*EXERCISE*
Write out each line of the records below verbatim, leaving out the pictures.
= = =
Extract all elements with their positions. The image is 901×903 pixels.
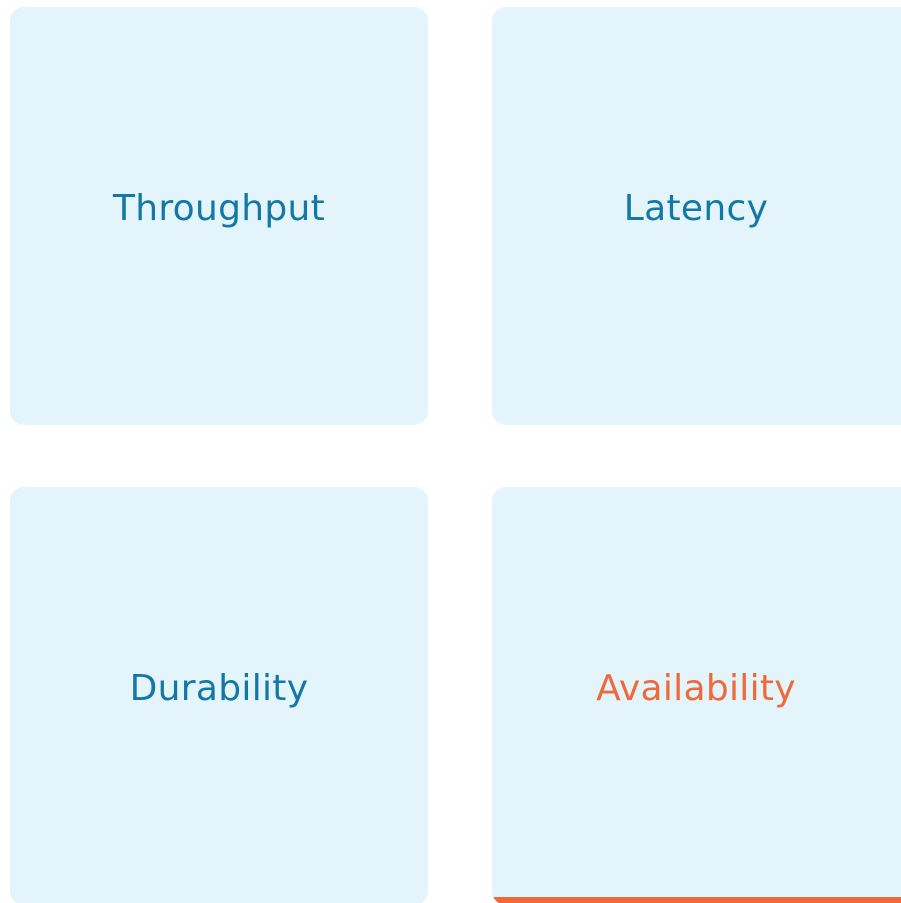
metric-tile-grid: Throughput Latency Durability Availabili… xyxy=(0,0,901,903)
tile-availability[interactable]: Availability xyxy=(492,487,901,903)
active-tile-indicator xyxy=(492,897,901,903)
tile-durability[interactable]: Durability xyxy=(10,487,428,903)
tile-label-latency: Latency xyxy=(623,187,769,229)
tile-latency[interactable]: Latency xyxy=(492,7,901,425)
tile-label-availability: Availability xyxy=(596,667,796,709)
tile-label-durability: Durability xyxy=(129,667,309,709)
tile-throughput[interactable]: Throughput xyxy=(10,7,428,425)
tile-label-throughput: Throughput xyxy=(112,187,326,229)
= = =
*TASK RESPONSE*
Extract all elements with their positions. The image is 901×903 pixels.
metric-tile-grid: Throughput Latency Durability Availabili… xyxy=(0,0,901,903)
tile-availability[interactable]: Availability xyxy=(492,487,901,903)
active-tile-indicator xyxy=(492,897,901,903)
tile-durability[interactable]: Durability xyxy=(10,487,428,903)
tile-label-latency: Latency xyxy=(623,187,769,229)
tile-latency[interactable]: Latency xyxy=(492,7,901,425)
tile-label-availability: Availability xyxy=(596,667,796,709)
tile-label-durability: Durability xyxy=(129,667,309,709)
tile-throughput[interactable]: Throughput xyxy=(10,7,428,425)
tile-label-throughput: Throughput xyxy=(112,187,326,229)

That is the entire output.